## INSTRUCTION
Send each entry back exactly as given, pictures excluded.

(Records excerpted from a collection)
>> START
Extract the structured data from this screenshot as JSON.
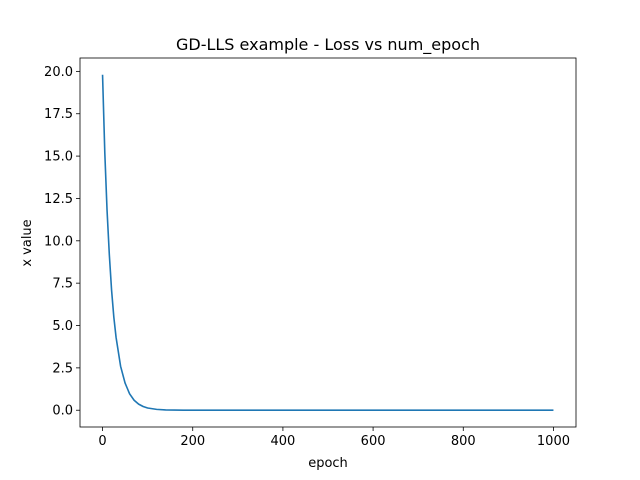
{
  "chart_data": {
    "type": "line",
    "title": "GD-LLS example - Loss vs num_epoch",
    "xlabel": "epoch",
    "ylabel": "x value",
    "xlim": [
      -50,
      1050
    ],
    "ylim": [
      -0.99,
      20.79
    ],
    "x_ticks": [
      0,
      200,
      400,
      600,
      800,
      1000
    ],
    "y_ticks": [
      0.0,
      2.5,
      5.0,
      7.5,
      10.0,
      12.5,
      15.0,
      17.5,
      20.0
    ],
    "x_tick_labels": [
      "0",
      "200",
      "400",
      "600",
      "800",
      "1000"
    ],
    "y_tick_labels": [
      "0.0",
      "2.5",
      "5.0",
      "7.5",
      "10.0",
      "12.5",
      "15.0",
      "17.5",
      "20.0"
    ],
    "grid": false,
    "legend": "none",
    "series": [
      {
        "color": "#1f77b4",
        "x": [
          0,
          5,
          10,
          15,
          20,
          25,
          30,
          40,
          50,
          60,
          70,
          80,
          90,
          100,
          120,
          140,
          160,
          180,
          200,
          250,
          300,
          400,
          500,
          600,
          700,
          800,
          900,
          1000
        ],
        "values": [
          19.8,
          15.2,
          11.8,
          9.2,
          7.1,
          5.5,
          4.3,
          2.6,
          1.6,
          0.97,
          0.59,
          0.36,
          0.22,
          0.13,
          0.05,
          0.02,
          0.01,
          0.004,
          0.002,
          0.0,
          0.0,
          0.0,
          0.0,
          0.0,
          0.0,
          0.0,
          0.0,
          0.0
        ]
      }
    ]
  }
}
>> END
## SOLUTION TO THE EXERCISE
Extract the structured data from this screenshot as JSON.
{
  "chart_data": {
    "type": "line",
    "title": "GD-LLS example - Loss vs num_epoch",
    "xlabel": "epoch",
    "ylabel": "x value",
    "xlim": [
      -50,
      1050
    ],
    "ylim": [
      -0.99,
      20.79
    ],
    "x_ticks": [
      0,
      200,
      400,
      600,
      800,
      1000
    ],
    "y_ticks": [
      0.0,
      2.5,
      5.0,
      7.5,
      10.0,
      12.5,
      15.0,
      17.5,
      20.0
    ],
    "x_tick_labels": [
      "0",
      "200",
      "400",
      "600",
      "800",
      "1000"
    ],
    "y_tick_labels": [
      "0.0",
      "2.5",
      "5.0",
      "7.5",
      "10.0",
      "12.5",
      "15.0",
      "17.5",
      "20.0"
    ],
    "grid": false,
    "legend": "none",
    "series": [
      {
        "color": "#1f77b4",
        "x": [
          0,
          5,
          10,
          15,
          20,
          25,
          30,
          40,
          50,
          60,
          70,
          80,
          90,
          100,
          120,
          140,
          160,
          180,
          200,
          250,
          300,
          400,
          500,
          600,
          700,
          800,
          900,
          1000
        ],
        "values": [
          19.8,
          15.2,
          11.8,
          9.2,
          7.1,
          5.5,
          4.3,
          2.6,
          1.6,
          0.97,
          0.59,
          0.36,
          0.22,
          0.13,
          0.05,
          0.02,
          0.01,
          0.004,
          0.002,
          0.0,
          0.0,
          0.0,
          0.0,
          0.0,
          0.0,
          0.0,
          0.0,
          0.0
        ]
      }
    ]
  }
}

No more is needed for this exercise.